» **WRITTEN PROBLEM**: Only the pictures are to be left out; set down the rest of the records exactly.
** Start RECORD EXTRACTS **
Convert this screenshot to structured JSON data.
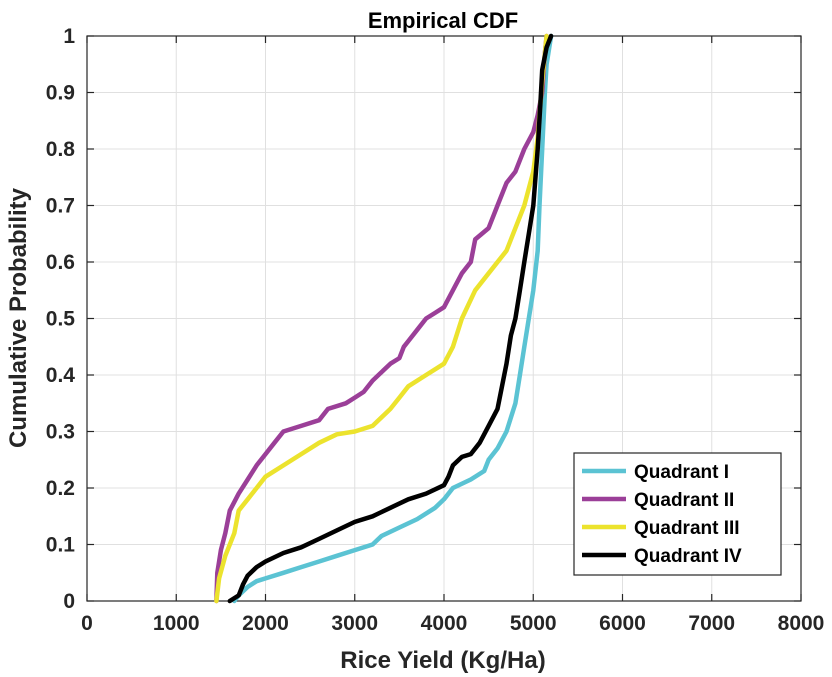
{
  "chart_data": {
    "type": "line",
    "title": "Empirical CDF",
    "xlabel": "Rice Yield (Kg/Ha)",
    "ylabel": "Cumulative Probability",
    "xlim": [
      0,
      8000
    ],
    "ylim": [
      0,
      1
    ],
    "xticks": [
      "0",
      "1000",
      "2000",
      "3000",
      "4000",
      "5000",
      "6000",
      "7000",
      "8000"
    ],
    "yticks": [
      "0",
      "0.1",
      "0.2",
      "0.3",
      "0.4",
      "0.5",
      "0.6",
      "0.7",
      "0.8",
      "0.9",
      "1"
    ],
    "grid": true,
    "legend_position": "bottom-right",
    "series": [
      {
        "name": "Quadrant I",
        "color": "#5bc3d3",
        "points": [
          [
            1650,
            0
          ],
          [
            1700,
            0.01
          ],
          [
            1800,
            0.025
          ],
          [
            1900,
            0.035
          ],
          [
            2000,
            0.04
          ],
          [
            2200,
            0.05
          ],
          [
            2400,
            0.06
          ],
          [
            2600,
            0.07
          ],
          [
            2800,
            0.08
          ],
          [
            3000,
            0.09
          ],
          [
            3200,
            0.1
          ],
          [
            3300,
            0.115
          ],
          [
            3500,
            0.13
          ],
          [
            3700,
            0.145
          ],
          [
            3900,
            0.165
          ],
          [
            4000,
            0.18
          ],
          [
            4100,
            0.2
          ],
          [
            4300,
            0.215
          ],
          [
            4450,
            0.23
          ],
          [
            4500,
            0.25
          ],
          [
            4600,
            0.27
          ],
          [
            4700,
            0.3
          ],
          [
            4800,
            0.35
          ],
          [
            4850,
            0.4
          ],
          [
            4900,
            0.45
          ],
          [
            4950,
            0.5
          ],
          [
            5000,
            0.55
          ],
          [
            5050,
            0.62
          ],
          [
            5070,
            0.7
          ],
          [
            5100,
            0.8
          ],
          [
            5130,
            0.9
          ],
          [
            5150,
            0.95
          ],
          [
            5200,
            1.0
          ]
        ]
      },
      {
        "name": "Quadrant II",
        "color": "#9b3f98",
        "points": [
          [
            1450,
            0
          ],
          [
            1460,
            0.05
          ],
          [
            1500,
            0.09
          ],
          [
            1550,
            0.12
          ],
          [
            1600,
            0.16
          ],
          [
            1700,
            0.19
          ],
          [
            1800,
            0.215
          ],
          [
            1900,
            0.24
          ],
          [
            2000,
            0.26
          ],
          [
            2100,
            0.28
          ],
          [
            2200,
            0.3
          ],
          [
            2400,
            0.31
          ],
          [
            2600,
            0.32
          ],
          [
            2700,
            0.34
          ],
          [
            2900,
            0.35
          ],
          [
            3000,
            0.36
          ],
          [
            3100,
            0.37
          ],
          [
            3200,
            0.39
          ],
          [
            3400,
            0.42
          ],
          [
            3500,
            0.43
          ],
          [
            3550,
            0.45
          ],
          [
            3600,
            0.46
          ],
          [
            3700,
            0.48
          ],
          [
            3800,
            0.5
          ],
          [
            3900,
            0.51
          ],
          [
            4000,
            0.52
          ],
          [
            4100,
            0.55
          ],
          [
            4200,
            0.58
          ],
          [
            4300,
            0.6
          ],
          [
            4350,
            0.64
          ],
          [
            4500,
            0.66
          ],
          [
            4600,
            0.7
          ],
          [
            4700,
            0.74
          ],
          [
            4800,
            0.76
          ],
          [
            4900,
            0.8
          ],
          [
            5000,
            0.83
          ],
          [
            5050,
            0.86
          ],
          [
            5100,
            0.9
          ],
          [
            5130,
            0.97
          ],
          [
            5150,
            1.0
          ]
        ]
      },
      {
        "name": "Quadrant III",
        "color": "#ece32d",
        "points": [
          [
            1450,
            0
          ],
          [
            1480,
            0.04
          ],
          [
            1550,
            0.08
          ],
          [
            1650,
            0.12
          ],
          [
            1700,
            0.16
          ],
          [
            1800,
            0.18
          ],
          [
            1900,
            0.2
          ],
          [
            2000,
            0.22
          ],
          [
            2200,
            0.24
          ],
          [
            2400,
            0.26
          ],
          [
            2600,
            0.28
          ],
          [
            2800,
            0.295
          ],
          [
            3000,
            0.3
          ],
          [
            3200,
            0.31
          ],
          [
            3400,
            0.34
          ],
          [
            3500,
            0.36
          ],
          [
            3600,
            0.38
          ],
          [
            3800,
            0.4
          ],
          [
            4000,
            0.42
          ],
          [
            4100,
            0.45
          ],
          [
            4200,
            0.5
          ],
          [
            4350,
            0.55
          ],
          [
            4500,
            0.58
          ],
          [
            4700,
            0.62
          ],
          [
            4800,
            0.66
          ],
          [
            4900,
            0.7
          ],
          [
            5000,
            0.76
          ],
          [
            5050,
            0.82
          ],
          [
            5080,
            0.88
          ],
          [
            5100,
            0.92
          ],
          [
            5150,
            1.0
          ]
        ]
      },
      {
        "name": "Quadrant IV",
        "color": "#000000",
        "points": [
          [
            1600,
            0
          ],
          [
            1700,
            0.01
          ],
          [
            1750,
            0.03
          ],
          [
            1800,
            0.045
          ],
          [
            1900,
            0.06
          ],
          [
            2000,
            0.07
          ],
          [
            2200,
            0.085
          ],
          [
            2400,
            0.095
          ],
          [
            2600,
            0.11
          ],
          [
            2800,
            0.125
          ],
          [
            3000,
            0.14
          ],
          [
            3200,
            0.15
          ],
          [
            3400,
            0.165
          ],
          [
            3600,
            0.18
          ],
          [
            3800,
            0.19
          ],
          [
            4000,
            0.205
          ],
          [
            4050,
            0.22
          ],
          [
            4100,
            0.24
          ],
          [
            4200,
            0.255
          ],
          [
            4300,
            0.26
          ],
          [
            4400,
            0.28
          ],
          [
            4500,
            0.31
          ],
          [
            4600,
            0.34
          ],
          [
            4650,
            0.38
          ],
          [
            4700,
            0.42
          ],
          [
            4750,
            0.47
          ],
          [
            4800,
            0.5
          ],
          [
            4850,
            0.55
          ],
          [
            4900,
            0.6
          ],
          [
            4950,
            0.65
          ],
          [
            5000,
            0.7
          ],
          [
            5050,
            0.8
          ],
          [
            5080,
            0.88
          ],
          [
            5100,
            0.94
          ],
          [
            5150,
            0.98
          ],
          [
            5200,
            1.0
          ]
        ]
      }
    ]
  }
}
** End RECORD EXTRACTS **
» **SOLUTION TO THIS EXERCISE**:
Convert this screenshot to structured JSON data.
{
  "chart_data": {
    "type": "line",
    "title": "Empirical CDF",
    "xlabel": "Rice Yield (Kg/Ha)",
    "ylabel": "Cumulative Probability",
    "xlim": [
      0,
      8000
    ],
    "ylim": [
      0,
      1
    ],
    "xticks": [
      "0",
      "1000",
      "2000",
      "3000",
      "4000",
      "5000",
      "6000",
      "7000",
      "8000"
    ],
    "yticks": [
      "0",
      "0.1",
      "0.2",
      "0.3",
      "0.4",
      "0.5",
      "0.6",
      "0.7",
      "0.8",
      "0.9",
      "1"
    ],
    "grid": true,
    "legend_position": "bottom-right",
    "series": [
      {
        "name": "Quadrant I",
        "color": "#5bc3d3",
        "points": [
          [
            1650,
            0
          ],
          [
            1700,
            0.01
          ],
          [
            1800,
            0.025
          ],
          [
            1900,
            0.035
          ],
          [
            2000,
            0.04
          ],
          [
            2200,
            0.05
          ],
          [
            2400,
            0.06
          ],
          [
            2600,
            0.07
          ],
          [
            2800,
            0.08
          ],
          [
            3000,
            0.09
          ],
          [
            3200,
            0.1
          ],
          [
            3300,
            0.115
          ],
          [
            3500,
            0.13
          ],
          [
            3700,
            0.145
          ],
          [
            3900,
            0.165
          ],
          [
            4000,
            0.18
          ],
          [
            4100,
            0.2
          ],
          [
            4300,
            0.215
          ],
          [
            4450,
            0.23
          ],
          [
            4500,
            0.25
          ],
          [
            4600,
            0.27
          ],
          [
            4700,
            0.3
          ],
          [
            4800,
            0.35
          ],
          [
            4850,
            0.4
          ],
          [
            4900,
            0.45
          ],
          [
            4950,
            0.5
          ],
          [
            5000,
            0.55
          ],
          [
            5050,
            0.62
          ],
          [
            5070,
            0.7
          ],
          [
            5100,
            0.8
          ],
          [
            5130,
            0.9
          ],
          [
            5150,
            0.95
          ],
          [
            5200,
            1.0
          ]
        ]
      },
      {
        "name": "Quadrant II",
        "color": "#9b3f98",
        "points": [
          [
            1450,
            0
          ],
          [
            1460,
            0.05
          ],
          [
            1500,
            0.09
          ],
          [
            1550,
            0.12
          ],
          [
            1600,
            0.16
          ],
          [
            1700,
            0.19
          ],
          [
            1800,
            0.215
          ],
          [
            1900,
            0.24
          ],
          [
            2000,
            0.26
          ],
          [
            2100,
            0.28
          ],
          [
            2200,
            0.3
          ],
          [
            2400,
            0.31
          ],
          [
            2600,
            0.32
          ],
          [
            2700,
            0.34
          ],
          [
            2900,
            0.35
          ],
          [
            3000,
            0.36
          ],
          [
            3100,
            0.37
          ],
          [
            3200,
            0.39
          ],
          [
            3400,
            0.42
          ],
          [
            3500,
            0.43
          ],
          [
            3550,
            0.45
          ],
          [
            3600,
            0.46
          ],
          [
            3700,
            0.48
          ],
          [
            3800,
            0.5
          ],
          [
            3900,
            0.51
          ],
          [
            4000,
            0.52
          ],
          [
            4100,
            0.55
          ],
          [
            4200,
            0.58
          ],
          [
            4300,
            0.6
          ],
          [
            4350,
            0.64
          ],
          [
            4500,
            0.66
          ],
          [
            4600,
            0.7
          ],
          [
            4700,
            0.74
          ],
          [
            4800,
            0.76
          ],
          [
            4900,
            0.8
          ],
          [
            5000,
            0.83
          ],
          [
            5050,
            0.86
          ],
          [
            5100,
            0.9
          ],
          [
            5130,
            0.97
          ],
          [
            5150,
            1.0
          ]
        ]
      },
      {
        "name": "Quadrant III",
        "color": "#ece32d",
        "points": [
          [
            1450,
            0
          ],
          [
            1480,
            0.04
          ],
          [
            1550,
            0.08
          ],
          [
            1650,
            0.12
          ],
          [
            1700,
            0.16
          ],
          [
            1800,
            0.18
          ],
          [
            1900,
            0.2
          ],
          [
            2000,
            0.22
          ],
          [
            2200,
            0.24
          ],
          [
            2400,
            0.26
          ],
          [
            2600,
            0.28
          ],
          [
            2800,
            0.295
          ],
          [
            3000,
            0.3
          ],
          [
            3200,
            0.31
          ],
          [
            3400,
            0.34
          ],
          [
            3500,
            0.36
          ],
          [
            3600,
            0.38
          ],
          [
            3800,
            0.4
          ],
          [
            4000,
            0.42
          ],
          [
            4100,
            0.45
          ],
          [
            4200,
            0.5
          ],
          [
            4350,
            0.55
          ],
          [
            4500,
            0.58
          ],
          [
            4700,
            0.62
          ],
          [
            4800,
            0.66
          ],
          [
            4900,
            0.7
          ],
          [
            5000,
            0.76
          ],
          [
            5050,
            0.82
          ],
          [
            5080,
            0.88
          ],
          [
            5100,
            0.92
          ],
          [
            5150,
            1.0
          ]
        ]
      },
      {
        "name": "Quadrant IV",
        "color": "#000000",
        "points": [
          [
            1600,
            0
          ],
          [
            1700,
            0.01
          ],
          [
            1750,
            0.03
          ],
          [
            1800,
            0.045
          ],
          [
            1900,
            0.06
          ],
          [
            2000,
            0.07
          ],
          [
            2200,
            0.085
          ],
          [
            2400,
            0.095
          ],
          [
            2600,
            0.11
          ],
          [
            2800,
            0.125
          ],
          [
            3000,
            0.14
          ],
          [
            3200,
            0.15
          ],
          [
            3400,
            0.165
          ],
          [
            3600,
            0.18
          ],
          [
            3800,
            0.19
          ],
          [
            4000,
            0.205
          ],
          [
            4050,
            0.22
          ],
          [
            4100,
            0.24
          ],
          [
            4200,
            0.255
          ],
          [
            4300,
            0.26
          ],
          [
            4400,
            0.28
          ],
          [
            4500,
            0.31
          ],
          [
            4600,
            0.34
          ],
          [
            4650,
            0.38
          ],
          [
            4700,
            0.42
          ],
          [
            4750,
            0.47
          ],
          [
            4800,
            0.5
          ],
          [
            4850,
            0.55
          ],
          [
            4900,
            0.6
          ],
          [
            4950,
            0.65
          ],
          [
            5000,
            0.7
          ],
          [
            5050,
            0.8
          ],
          [
            5080,
            0.88
          ],
          [
            5100,
            0.94
          ],
          [
            5150,
            0.98
          ],
          [
            5200,
            1.0
          ]
        ]
      }
    ]
  }
}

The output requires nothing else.